Pull out every line of the records below that contains the word "panel" and copy each one in full.

============

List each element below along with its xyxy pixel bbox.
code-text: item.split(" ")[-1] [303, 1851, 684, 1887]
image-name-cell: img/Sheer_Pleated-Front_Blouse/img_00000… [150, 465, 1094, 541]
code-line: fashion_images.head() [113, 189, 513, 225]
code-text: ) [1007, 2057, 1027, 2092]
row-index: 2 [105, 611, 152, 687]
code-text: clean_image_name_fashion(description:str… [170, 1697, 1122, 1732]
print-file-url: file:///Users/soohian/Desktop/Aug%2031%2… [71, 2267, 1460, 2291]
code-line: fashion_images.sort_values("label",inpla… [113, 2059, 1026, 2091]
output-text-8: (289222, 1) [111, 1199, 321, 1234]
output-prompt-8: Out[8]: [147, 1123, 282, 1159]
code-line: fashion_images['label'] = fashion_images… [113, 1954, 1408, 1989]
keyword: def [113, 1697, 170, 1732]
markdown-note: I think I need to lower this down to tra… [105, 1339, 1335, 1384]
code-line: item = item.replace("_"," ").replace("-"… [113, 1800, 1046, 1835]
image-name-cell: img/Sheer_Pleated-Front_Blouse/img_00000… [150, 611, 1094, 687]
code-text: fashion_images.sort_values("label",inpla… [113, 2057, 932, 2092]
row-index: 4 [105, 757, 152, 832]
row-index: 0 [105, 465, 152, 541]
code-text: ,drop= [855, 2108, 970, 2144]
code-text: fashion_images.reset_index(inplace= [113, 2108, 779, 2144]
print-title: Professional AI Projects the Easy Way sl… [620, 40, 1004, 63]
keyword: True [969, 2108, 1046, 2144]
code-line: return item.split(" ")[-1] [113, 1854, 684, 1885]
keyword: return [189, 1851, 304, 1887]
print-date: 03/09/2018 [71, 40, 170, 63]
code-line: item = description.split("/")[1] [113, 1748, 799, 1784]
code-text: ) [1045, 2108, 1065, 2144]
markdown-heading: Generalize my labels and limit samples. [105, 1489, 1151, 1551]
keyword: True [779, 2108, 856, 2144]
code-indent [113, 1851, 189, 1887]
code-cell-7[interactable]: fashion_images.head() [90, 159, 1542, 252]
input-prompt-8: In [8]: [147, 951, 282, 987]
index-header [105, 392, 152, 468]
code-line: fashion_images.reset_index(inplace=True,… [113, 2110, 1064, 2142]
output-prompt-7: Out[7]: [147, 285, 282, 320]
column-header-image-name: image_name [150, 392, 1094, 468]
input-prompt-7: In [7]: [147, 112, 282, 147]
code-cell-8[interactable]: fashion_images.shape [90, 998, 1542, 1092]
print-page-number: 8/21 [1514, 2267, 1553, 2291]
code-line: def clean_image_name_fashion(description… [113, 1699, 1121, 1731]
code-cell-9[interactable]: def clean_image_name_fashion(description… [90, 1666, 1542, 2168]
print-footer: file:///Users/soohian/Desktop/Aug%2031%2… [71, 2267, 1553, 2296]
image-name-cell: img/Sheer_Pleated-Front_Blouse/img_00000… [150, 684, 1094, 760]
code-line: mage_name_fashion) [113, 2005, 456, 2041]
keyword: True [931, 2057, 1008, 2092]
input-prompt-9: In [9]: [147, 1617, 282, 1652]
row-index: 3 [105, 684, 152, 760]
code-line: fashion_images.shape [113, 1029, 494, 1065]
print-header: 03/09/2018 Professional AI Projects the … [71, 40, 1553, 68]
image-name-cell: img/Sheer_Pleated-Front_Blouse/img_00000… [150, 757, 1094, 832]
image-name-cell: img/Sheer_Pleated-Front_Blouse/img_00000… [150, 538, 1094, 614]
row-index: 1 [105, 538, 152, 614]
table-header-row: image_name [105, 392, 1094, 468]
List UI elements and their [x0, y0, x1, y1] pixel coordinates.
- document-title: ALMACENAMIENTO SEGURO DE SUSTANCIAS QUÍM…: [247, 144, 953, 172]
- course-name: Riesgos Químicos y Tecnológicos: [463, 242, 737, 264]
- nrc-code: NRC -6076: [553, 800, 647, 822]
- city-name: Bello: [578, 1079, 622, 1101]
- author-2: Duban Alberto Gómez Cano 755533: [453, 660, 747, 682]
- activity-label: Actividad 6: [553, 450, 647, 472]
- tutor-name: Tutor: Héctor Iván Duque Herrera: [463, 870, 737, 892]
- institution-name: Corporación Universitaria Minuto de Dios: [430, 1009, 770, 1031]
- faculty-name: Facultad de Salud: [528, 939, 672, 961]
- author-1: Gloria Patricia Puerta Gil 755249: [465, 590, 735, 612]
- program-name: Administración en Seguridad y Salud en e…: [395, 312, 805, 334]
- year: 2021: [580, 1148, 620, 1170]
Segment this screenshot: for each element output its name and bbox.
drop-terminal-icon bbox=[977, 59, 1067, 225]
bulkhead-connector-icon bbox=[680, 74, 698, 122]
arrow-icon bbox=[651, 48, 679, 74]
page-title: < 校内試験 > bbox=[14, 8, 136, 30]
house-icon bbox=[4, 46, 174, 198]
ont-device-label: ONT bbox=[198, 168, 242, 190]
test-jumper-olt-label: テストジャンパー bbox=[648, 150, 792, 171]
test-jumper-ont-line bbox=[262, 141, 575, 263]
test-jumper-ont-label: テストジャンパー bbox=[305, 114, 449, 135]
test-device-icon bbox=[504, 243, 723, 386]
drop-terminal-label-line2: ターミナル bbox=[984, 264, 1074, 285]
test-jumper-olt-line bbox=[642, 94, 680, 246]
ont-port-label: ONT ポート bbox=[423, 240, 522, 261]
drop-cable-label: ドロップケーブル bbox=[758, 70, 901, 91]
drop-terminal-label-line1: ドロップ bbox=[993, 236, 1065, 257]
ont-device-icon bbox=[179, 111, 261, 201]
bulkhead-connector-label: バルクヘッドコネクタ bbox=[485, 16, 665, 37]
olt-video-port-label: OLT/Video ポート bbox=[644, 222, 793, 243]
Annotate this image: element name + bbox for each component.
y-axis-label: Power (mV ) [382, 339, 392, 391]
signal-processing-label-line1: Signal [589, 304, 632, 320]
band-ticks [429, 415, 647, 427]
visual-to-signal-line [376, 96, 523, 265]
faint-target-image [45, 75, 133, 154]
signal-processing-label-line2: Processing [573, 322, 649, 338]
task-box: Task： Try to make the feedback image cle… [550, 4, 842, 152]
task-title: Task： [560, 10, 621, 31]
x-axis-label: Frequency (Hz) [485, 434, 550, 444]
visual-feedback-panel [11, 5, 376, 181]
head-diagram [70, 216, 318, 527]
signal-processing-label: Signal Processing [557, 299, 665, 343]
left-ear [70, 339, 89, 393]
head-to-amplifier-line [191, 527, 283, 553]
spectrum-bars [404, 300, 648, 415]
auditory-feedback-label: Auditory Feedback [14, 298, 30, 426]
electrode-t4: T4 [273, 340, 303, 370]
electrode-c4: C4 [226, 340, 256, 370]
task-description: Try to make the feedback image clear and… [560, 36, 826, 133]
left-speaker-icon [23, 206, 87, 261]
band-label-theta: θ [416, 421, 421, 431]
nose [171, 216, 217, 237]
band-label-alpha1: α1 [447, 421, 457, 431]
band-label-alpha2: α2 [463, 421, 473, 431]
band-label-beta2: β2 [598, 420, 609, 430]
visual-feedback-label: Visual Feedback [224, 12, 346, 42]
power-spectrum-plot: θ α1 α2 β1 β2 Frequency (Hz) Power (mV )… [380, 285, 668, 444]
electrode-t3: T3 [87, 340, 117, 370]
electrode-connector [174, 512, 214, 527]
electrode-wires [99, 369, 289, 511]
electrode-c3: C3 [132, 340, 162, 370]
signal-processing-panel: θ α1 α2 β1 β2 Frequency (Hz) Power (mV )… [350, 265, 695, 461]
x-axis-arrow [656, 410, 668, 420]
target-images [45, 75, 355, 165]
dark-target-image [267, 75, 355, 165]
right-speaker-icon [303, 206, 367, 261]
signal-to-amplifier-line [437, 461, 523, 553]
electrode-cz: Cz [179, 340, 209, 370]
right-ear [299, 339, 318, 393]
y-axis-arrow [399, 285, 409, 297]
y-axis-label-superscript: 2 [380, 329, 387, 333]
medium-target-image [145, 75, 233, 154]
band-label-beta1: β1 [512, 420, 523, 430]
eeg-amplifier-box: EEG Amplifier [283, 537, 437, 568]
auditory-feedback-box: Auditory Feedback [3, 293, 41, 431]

============

▸ Result for this task:
visual-feedback-panel [11, 5, 376, 181]
signal-processing-panel: θ α1 α2 β1 β2 Frequency (Hz) Power (mV )… [350, 265, 695, 461]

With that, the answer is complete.